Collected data
+--

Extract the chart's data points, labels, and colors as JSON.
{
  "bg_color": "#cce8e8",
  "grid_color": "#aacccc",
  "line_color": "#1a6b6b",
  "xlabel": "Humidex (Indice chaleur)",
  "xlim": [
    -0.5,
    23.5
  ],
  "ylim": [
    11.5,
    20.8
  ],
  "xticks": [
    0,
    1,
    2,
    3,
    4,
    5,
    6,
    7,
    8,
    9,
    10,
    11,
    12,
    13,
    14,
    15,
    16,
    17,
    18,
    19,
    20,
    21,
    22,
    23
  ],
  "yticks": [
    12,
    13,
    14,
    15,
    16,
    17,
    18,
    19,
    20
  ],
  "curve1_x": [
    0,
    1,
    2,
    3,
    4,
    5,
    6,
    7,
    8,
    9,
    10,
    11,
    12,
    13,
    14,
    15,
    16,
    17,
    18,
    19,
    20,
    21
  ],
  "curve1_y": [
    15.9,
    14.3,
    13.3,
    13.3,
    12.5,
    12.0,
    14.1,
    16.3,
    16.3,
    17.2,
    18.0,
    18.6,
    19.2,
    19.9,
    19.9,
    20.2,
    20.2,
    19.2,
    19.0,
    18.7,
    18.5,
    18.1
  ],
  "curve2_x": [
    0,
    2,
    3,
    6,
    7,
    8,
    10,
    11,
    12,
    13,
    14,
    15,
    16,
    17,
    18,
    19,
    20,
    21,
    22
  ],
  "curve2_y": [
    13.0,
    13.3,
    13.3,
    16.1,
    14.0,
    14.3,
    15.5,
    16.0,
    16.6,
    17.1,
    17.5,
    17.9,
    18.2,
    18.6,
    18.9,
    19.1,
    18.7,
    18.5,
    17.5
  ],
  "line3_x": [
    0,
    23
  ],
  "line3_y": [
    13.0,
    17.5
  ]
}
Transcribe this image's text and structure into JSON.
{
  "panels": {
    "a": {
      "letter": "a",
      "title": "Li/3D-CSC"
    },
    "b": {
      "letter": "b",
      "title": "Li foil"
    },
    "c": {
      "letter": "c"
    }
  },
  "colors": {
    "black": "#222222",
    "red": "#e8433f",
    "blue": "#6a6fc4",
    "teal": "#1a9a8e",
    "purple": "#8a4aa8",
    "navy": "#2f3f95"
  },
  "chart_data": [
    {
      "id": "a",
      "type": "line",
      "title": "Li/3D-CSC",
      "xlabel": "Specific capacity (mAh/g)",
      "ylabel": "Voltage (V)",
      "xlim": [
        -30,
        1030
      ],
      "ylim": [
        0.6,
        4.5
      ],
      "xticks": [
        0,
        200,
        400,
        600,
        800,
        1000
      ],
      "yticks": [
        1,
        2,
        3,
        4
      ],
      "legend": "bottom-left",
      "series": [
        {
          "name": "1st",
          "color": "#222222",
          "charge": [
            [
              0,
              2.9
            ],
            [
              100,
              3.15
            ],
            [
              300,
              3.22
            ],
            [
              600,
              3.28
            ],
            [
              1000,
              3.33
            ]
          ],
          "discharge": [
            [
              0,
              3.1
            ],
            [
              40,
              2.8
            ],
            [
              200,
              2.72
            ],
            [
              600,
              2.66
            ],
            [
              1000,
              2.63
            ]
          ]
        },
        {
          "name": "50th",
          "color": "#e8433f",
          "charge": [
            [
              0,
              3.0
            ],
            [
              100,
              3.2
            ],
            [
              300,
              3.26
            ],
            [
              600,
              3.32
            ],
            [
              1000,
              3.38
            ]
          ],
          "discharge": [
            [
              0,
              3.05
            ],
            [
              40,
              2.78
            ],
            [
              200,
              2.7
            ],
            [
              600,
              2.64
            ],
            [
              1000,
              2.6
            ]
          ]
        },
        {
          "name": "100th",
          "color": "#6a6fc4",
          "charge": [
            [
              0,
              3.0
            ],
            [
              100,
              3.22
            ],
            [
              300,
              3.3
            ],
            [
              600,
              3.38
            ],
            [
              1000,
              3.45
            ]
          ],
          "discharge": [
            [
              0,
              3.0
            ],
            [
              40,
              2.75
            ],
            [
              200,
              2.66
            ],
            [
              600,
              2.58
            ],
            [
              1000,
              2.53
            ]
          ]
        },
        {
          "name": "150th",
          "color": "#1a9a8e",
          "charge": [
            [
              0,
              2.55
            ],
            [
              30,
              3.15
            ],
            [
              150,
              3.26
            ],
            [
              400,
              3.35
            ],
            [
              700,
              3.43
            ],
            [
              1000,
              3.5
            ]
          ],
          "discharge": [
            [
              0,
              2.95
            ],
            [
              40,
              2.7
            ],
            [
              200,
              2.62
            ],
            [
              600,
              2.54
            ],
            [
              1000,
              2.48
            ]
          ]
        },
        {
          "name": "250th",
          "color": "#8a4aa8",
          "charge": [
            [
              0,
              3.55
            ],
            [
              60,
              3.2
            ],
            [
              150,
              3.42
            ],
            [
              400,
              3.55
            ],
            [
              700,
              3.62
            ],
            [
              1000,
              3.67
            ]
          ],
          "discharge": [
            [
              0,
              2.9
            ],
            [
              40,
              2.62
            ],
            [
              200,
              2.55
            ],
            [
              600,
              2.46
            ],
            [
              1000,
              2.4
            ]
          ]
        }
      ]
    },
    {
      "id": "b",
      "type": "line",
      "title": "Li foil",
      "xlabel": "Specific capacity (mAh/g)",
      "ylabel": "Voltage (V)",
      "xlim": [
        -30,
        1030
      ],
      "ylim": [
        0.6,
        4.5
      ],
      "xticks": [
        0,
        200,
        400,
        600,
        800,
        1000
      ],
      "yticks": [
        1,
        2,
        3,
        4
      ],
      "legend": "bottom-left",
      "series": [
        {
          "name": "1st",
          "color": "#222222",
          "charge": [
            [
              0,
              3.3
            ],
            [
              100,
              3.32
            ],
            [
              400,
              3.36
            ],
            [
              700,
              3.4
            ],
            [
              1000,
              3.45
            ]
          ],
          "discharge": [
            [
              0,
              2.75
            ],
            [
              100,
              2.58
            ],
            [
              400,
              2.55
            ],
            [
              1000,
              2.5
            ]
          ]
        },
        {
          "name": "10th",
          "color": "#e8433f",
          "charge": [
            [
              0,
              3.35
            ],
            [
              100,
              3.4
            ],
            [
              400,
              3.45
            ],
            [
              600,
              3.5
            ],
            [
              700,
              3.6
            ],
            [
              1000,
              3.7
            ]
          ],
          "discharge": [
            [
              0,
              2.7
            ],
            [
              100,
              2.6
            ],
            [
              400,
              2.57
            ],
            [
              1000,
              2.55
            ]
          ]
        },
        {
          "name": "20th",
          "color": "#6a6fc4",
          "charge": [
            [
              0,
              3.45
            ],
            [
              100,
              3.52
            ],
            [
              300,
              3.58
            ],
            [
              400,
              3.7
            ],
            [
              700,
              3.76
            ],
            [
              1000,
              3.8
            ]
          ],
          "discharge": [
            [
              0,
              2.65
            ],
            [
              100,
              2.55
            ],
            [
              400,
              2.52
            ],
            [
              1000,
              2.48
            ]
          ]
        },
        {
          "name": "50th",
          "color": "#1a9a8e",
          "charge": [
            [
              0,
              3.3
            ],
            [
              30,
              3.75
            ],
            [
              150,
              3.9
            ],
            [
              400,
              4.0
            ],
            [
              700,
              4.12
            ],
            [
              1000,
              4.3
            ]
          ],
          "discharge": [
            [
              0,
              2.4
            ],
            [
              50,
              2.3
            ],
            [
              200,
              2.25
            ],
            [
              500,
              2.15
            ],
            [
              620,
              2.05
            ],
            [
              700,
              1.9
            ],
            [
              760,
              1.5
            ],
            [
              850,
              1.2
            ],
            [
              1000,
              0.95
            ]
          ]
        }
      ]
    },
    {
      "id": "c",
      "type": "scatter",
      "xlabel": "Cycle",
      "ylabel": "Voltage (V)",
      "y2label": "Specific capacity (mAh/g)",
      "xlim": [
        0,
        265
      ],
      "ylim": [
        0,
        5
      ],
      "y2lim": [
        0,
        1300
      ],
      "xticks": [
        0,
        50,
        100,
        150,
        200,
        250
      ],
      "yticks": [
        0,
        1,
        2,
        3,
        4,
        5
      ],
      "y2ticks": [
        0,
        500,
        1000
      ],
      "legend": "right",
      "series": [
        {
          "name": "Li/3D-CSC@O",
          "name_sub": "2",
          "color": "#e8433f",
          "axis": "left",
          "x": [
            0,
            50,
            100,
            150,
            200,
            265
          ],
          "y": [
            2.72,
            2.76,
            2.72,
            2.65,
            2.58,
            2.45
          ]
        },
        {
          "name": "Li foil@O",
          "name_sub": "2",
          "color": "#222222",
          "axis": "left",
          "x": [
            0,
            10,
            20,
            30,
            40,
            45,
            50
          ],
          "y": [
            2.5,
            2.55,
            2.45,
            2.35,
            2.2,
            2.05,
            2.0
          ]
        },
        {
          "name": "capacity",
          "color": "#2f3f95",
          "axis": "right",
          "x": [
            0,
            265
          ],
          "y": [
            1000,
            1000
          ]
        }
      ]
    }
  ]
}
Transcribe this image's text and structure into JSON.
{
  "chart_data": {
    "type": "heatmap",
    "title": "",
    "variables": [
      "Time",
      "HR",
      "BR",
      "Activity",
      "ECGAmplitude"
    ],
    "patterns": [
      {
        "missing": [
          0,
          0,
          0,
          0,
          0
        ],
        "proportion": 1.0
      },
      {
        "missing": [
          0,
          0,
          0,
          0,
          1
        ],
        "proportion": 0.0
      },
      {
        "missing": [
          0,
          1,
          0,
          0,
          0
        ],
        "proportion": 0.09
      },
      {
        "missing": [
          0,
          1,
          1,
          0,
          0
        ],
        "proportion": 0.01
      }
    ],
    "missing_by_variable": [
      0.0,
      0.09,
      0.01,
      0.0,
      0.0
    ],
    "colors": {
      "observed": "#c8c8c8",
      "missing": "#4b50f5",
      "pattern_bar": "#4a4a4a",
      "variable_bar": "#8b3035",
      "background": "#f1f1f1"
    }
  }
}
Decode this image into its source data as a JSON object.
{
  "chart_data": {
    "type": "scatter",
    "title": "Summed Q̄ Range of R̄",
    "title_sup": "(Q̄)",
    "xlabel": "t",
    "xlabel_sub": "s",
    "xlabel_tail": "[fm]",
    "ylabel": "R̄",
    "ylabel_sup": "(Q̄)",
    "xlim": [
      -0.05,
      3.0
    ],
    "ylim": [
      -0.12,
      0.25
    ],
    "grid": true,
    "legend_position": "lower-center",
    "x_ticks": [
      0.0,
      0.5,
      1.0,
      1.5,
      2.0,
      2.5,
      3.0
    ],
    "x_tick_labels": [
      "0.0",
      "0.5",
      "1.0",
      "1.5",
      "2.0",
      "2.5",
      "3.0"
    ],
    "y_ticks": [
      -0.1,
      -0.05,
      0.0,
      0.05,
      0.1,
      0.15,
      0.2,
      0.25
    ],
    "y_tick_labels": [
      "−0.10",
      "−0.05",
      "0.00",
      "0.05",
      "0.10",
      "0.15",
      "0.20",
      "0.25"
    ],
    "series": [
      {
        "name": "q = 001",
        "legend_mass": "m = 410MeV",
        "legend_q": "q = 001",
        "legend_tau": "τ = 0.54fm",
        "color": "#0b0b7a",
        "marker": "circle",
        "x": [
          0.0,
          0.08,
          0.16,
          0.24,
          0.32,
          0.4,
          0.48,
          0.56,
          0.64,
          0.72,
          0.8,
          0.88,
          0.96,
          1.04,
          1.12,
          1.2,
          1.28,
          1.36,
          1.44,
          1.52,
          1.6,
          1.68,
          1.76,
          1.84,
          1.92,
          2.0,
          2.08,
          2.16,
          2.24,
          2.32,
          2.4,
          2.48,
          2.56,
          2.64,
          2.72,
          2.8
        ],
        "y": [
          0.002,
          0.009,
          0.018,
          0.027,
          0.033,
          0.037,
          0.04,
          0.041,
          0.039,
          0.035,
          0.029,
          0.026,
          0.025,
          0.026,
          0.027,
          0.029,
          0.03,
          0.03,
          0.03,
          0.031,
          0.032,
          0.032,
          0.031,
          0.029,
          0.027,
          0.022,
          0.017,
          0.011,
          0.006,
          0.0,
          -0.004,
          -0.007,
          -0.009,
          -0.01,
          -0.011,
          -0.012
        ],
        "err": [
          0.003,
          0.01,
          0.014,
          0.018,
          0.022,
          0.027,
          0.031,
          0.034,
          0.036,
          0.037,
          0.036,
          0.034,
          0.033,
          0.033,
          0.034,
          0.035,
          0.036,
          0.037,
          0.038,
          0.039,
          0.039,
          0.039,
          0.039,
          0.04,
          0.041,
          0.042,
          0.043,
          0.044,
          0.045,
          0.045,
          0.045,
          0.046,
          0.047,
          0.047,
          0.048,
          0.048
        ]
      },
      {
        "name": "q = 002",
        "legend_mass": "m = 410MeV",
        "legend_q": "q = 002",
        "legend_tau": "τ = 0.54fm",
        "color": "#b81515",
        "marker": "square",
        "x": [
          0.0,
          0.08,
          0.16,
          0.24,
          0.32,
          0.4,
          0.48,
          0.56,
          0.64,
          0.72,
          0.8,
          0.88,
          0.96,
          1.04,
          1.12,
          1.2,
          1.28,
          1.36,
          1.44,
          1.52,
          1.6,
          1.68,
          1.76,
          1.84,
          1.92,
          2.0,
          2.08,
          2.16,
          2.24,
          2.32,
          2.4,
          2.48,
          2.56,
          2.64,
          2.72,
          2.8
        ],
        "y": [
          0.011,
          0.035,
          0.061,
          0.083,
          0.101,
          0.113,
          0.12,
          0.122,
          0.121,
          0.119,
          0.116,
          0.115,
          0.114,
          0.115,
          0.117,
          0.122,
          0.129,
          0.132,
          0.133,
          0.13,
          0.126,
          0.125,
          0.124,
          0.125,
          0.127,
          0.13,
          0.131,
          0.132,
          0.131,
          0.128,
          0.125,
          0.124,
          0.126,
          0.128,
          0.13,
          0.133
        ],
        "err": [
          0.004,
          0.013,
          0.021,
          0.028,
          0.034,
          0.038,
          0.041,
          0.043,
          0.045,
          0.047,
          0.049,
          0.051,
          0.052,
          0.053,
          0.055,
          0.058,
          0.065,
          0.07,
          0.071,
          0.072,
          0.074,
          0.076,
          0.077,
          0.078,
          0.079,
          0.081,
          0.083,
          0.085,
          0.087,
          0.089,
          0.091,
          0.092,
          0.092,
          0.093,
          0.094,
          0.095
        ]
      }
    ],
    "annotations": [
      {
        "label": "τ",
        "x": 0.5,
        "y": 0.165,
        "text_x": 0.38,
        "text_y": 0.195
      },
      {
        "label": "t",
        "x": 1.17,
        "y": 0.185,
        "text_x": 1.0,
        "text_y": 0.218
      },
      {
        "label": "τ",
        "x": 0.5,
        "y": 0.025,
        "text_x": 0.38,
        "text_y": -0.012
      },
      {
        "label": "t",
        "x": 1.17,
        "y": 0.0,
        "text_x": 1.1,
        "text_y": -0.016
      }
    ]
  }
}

+--

◆ EXERCISE ◆
Check every line for "type" and show the ones that have it.

◆ RESPONSE ◆
      "type": "line",
      "type": "line",
      "type": "scatter",
    "type": "heatmap",
    "type": "scatter",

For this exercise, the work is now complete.